§ **Goal of the exercise**
Without including any pictures, write out the listing below exactly.
## start Exercise input
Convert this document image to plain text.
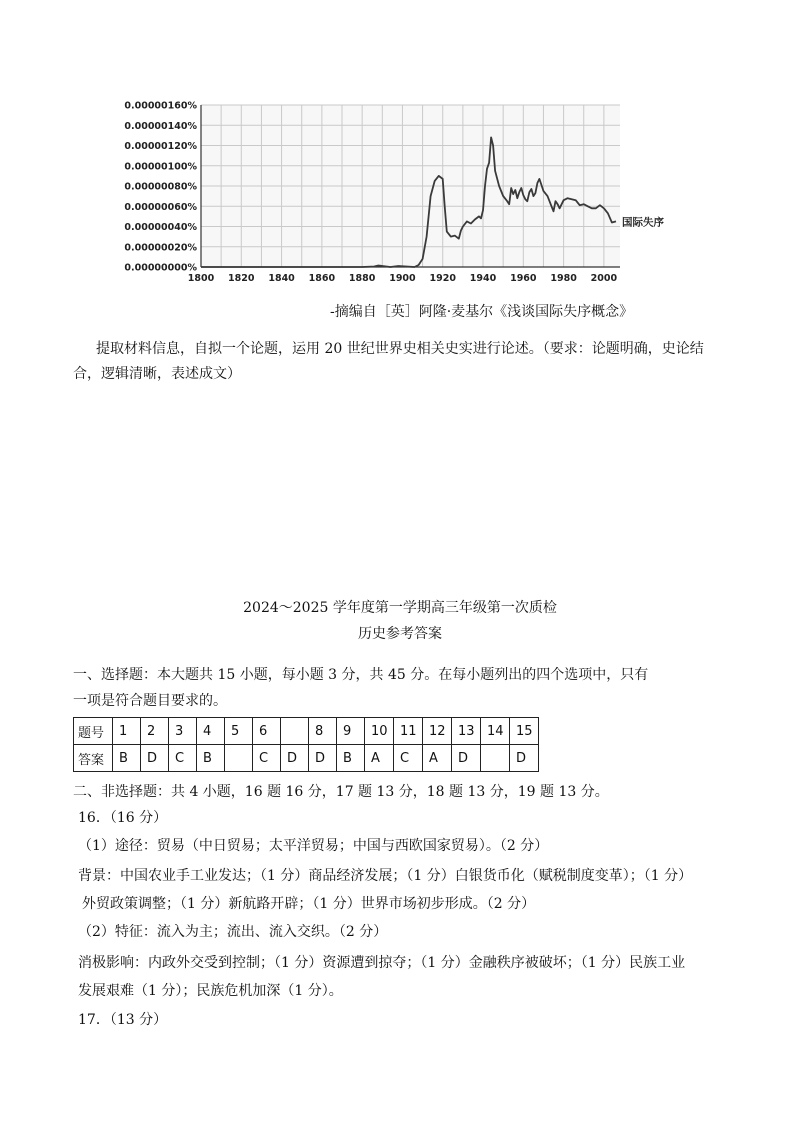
0.00000000%
0.00000020%
0.00000040%
0.00000060%
0.00000080%
0.00000100%
0.00000120%
0.00000140%
0.00000160%
1800 1820 1840 1860 1880 1900 1920 1940 1960 1980 2000
国际失序
-摘编自［英］阿隆·麦基尔《浅谈国际失序概念》
提取材料信息，自拟一个论题，运用 20 世纪世界史相关史实进行论述。（要求：论题明确，史论结
合，逻辑清晰，表述成文）
2024～2025 学年度第一学期高三年级第一次质检
历史参考答案
一、选择题：本大题共 15 小题，每小题 3 分，共 45 分。在每小题列出的四个选项中，只有
一项是符合题目要求的。
题号	1	2	3	4	5	6		8	9	10	11	12	13	14	15
答案	B	D	C	B		C	D	D	B	A	C	A	D		D
二、非选择题：共 4 小题，16 题 16 分，17 题 13 分，18 题 13 分，19 题 13 分。
16．（16 分）
（1）途径：贸易（中日贸易；太平洋贸易；中国与西欧国家贸易）。（2 分）
背景：中国农业手工业发达；（1 分）商品经济发展；（1 分）白银货币化（赋税制度变革）；（1 分）
外贸政策调整；（1 分）新航路开辟；（1 分）世界市场初步形成。（2 分）
（2）特征：流入为主；流出、流入交织。（2 分）
消极影响：内政外交受到控制；（1 分）资源遭到掠夺；（1 分）金融秩序被破坏；（1 分）民族工业
发展艰难（1 分）；民族危机加深（1 分）。
17．（13 分）
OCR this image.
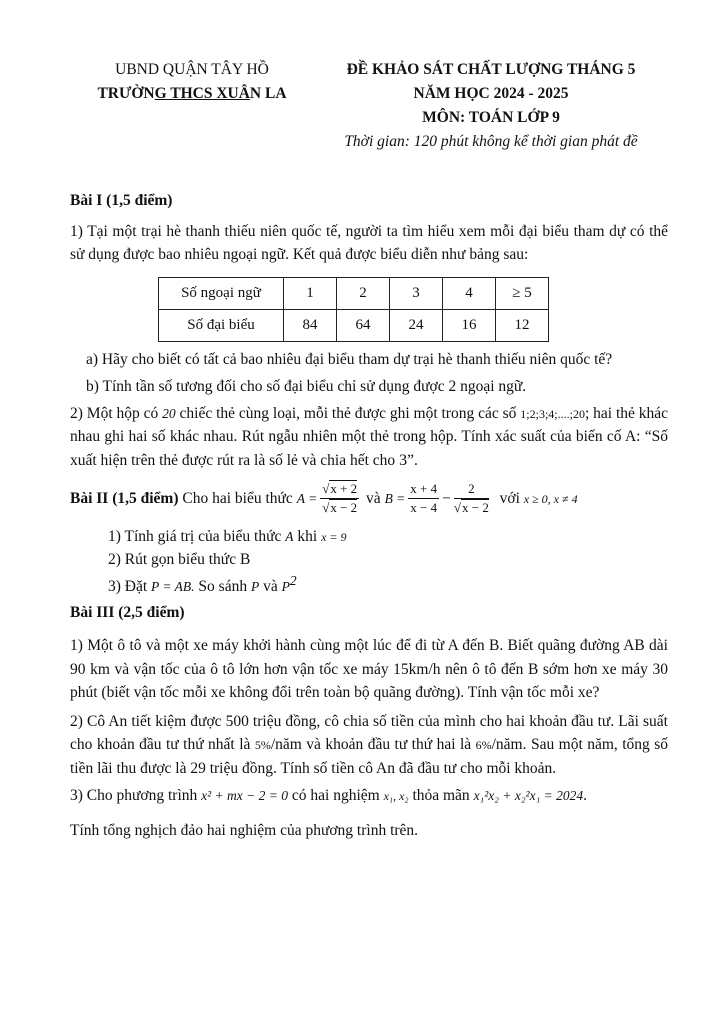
UBND QUẬN TÂY HỒ
TRƯỜNG THCS XUÂN LA
ĐỀ KHẢO SÁT CHẤT LƯỢNG THÁNG 5
NĂM HỌC 2024 - 2025
MÔN: TOÁN LỚP 9
Thời gian: 120 phút không kể thời gian phát đề

Bài I (1,5 điểm)

1) Tại một trại hè thanh thiếu niên quốc tế, người ta tìm hiểu xem mỗi đại biểu tham dự có thể sử dụng được bao nhiêu ngoại ngữ. Kết quả được biểu diễn như bảng sau:

Số ngoại ngữ	1	2	3	4	≥ 5
Số đại biểu	84	64	24	16	12

a) Hãy cho biết có tất cả bao nhiêu đại biểu tham dự trại hè thanh thiếu niên quốc tế?

b) Tính tần số tương đối cho số đại biểu chỉ sử dụng được 2 ngoại ngữ.

2) Một hộp có 20 chiếc thẻ cùng loại, mỗi thẻ được ghi một trong các số 1;2;3;4;....;20; hai thẻ khác nhau ghi hai số khác nhau. Rút ngẫu nhiên một thẻ trong hộp. Tính xác suất của biến cố A: “Số xuất hiện trên thẻ được rút ra là số lẻ và chia hết cho 3”.

Bài II (1,5 điểm) Cho hai biểu thức $A = \frac{√x + 2}{√x - 2}$ và $B = \frac{x + 4}{x - 4} - \frac{2}{√x - 2}$ với x ≥ 0, x ≠ 4

1) Tính giá trị của biểu thức A khi x = 9

2) Rút gọn biểu thức B

3) Đặt P = AB. So sánh P và $P^2$

Bài III (2,5 điểm)

1) Một ô tô và một xe máy khởi hành cùng một lúc để đi từ A đến B. Biết quãng đường AB dài 90 km và vận tốc của ô tô lớn hơn vận tốc xe máy 15km/h nên ô tô đến B sớm hơn xe máy 30 phút (biết vận tốc mỗi xe không đổi trên toàn bộ quãng đường). Tính vận tốc mỗi xe?

2) Cô An tiết kiệm được 500 triệu đồng, cô chia số tiền của mình cho hai khoản đầu tư. Lãi suất cho khoản đầu tư thứ nhất là 5%/năm và khoản đầu tư thứ hai là 6%/năm. Sau một năm, tổng số tiền lãi thu được là 29 triệu đồng. Tính số tiền cô An đã đầu tư cho mỗi khoản.

3) Cho phương trình x² + mx − 2 = 0 có hai nghiệm x₁, x₂ thỏa mãn x₁²x₂ + x₂²x₁ = 2024.

Tính tổng nghịch đảo hai nghiệm của phương trình trên.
## end Exercise input
§ **Exercise response**
Convert this document image to plain text.
0.00000000%
0.00000020%
0.00000040%
0.00000060%
0.00000080%
0.00000100%
0.00000120%
0.00000140%
0.00000160%
1800 1820 1840 1860 1880 1900 1920 1940 1960 1980 2000
国际失序
-摘编自［英］阿隆·麦基尔《浅谈国际失序概念》
提取材料信息，自拟一个论题，运用 20 世纪世界史相关史实进行论述。（要求：论题明确，史论结
合，逻辑清晰，表述成文）
2024～2025 学年度第一学期高三年级第一次质检
历史参考答案
一、选择题：本大题共 15 小题，每小题 3 分，共 45 分。在每小题列出的四个选项中，只有
一项是符合题目要求的。
题号	1	2	3	4	5	6		8	9	10	11	12	13	14	15
答案	B	D	C	B		C	D	D	B	A	C	A	D		D
二、非选择题：共 4 小题，16 题 16 分，17 题 13 分，18 题 13 分，19 题 13 分。
16．（16 分）
（1）途径：贸易（中日贸易；太平洋贸易；中国与西欧国家贸易）。（2 分）
背景：中国农业手工业发达；（1 分）商品经济发展；（1 分）白银货币化（赋税制度变革）；（1 分）
外贸政策调整；（1 分）新航路开辟；（1 分）世界市场初步形成。（2 分）
（2）特征：流入为主；流出、流入交织。（2 分）
消极影响：内政外交受到控制；（1 分）资源遭到掠夺；（1 分）金融秩序被破坏；（1 分）民族工业
发展艰难（1 分）；民族危机加深（1 分）。
17．（13 分）
OCR this image.
UBND QUẬN TÂY HỒ
TRƯỜNG THCS XUÂN LA
ĐỀ KHẢO SÁT CHẤT LƯỢNG THÁNG 5
NĂM HỌC 2024 - 2025
MÔN: TOÁN LỚP 9
Thời gian: 120 phút không kể thời gian phát đề

Bài I (1,5 điểm)

1) Tại một trại hè thanh thiếu niên quốc tế, người ta tìm hiểu xem mỗi đại biểu tham dự có thể sử dụng được bao nhiêu ngoại ngữ. Kết quả được biểu diễn như bảng sau:

Số ngoại ngữ	1	2	3	4	≥ 5
Số đại biểu	84	64	24	16	12

a) Hãy cho biết có tất cả bao nhiêu đại biểu tham dự trại hè thanh thiếu niên quốc tế?

b) Tính tần số tương đối cho số đại biểu chỉ sử dụng được 2 ngoại ngữ.

2) Một hộp có 20 chiếc thẻ cùng loại, mỗi thẻ được ghi một trong các số 1;2;3;4;....;20; hai thẻ khác nhau ghi hai số khác nhau. Rút ngẫu nhiên một thẻ trong hộp. Tính xác suất của biến cố A: “Số xuất hiện trên thẻ được rút ra là số lẻ và chia hết cho 3”.

Bài II (1,5 điểm) Cho hai biểu thức $A = \frac{√x + 2}{√x - 2}$ và $B = \frac{x + 4}{x - 4} - \frac{2}{√x - 2}$ với x ≥ 0, x ≠ 4

1) Tính giá trị của biểu thức A khi x = 9

2) Rút gọn biểu thức B

3) Đặt P = AB. So sánh P và $P^2$

Bài III (2,5 điểm)

1) Một ô tô và một xe máy khởi hành cùng một lúc để đi từ A đến B. Biết quãng đường AB dài 90 km và vận tốc của ô tô lớn hơn vận tốc xe máy 15km/h nên ô tô đến B sớm hơn xe máy 30 phút (biết vận tốc mỗi xe không đổi trên toàn bộ quãng đường). Tính vận tốc mỗi xe?

2) Cô An tiết kiệm được 500 triệu đồng, cô chia số tiền của mình cho hai khoản đầu tư. Lãi suất cho khoản đầu tư thứ nhất là 5%/năm và khoản đầu tư thứ hai là 6%/năm. Sau một năm, tổng số tiền lãi thu được là 29 triệu đồng. Tính số tiền cô An đã đầu tư cho mỗi khoản.

3) Cho phương trình x² + mx − 2 = 0 có hai nghiệm x₁, x₂ thỏa mãn x₁²x₂ + x₂²x₁ = 2024.

Tính tổng nghịch đảo hai nghiệm của phương trình trên.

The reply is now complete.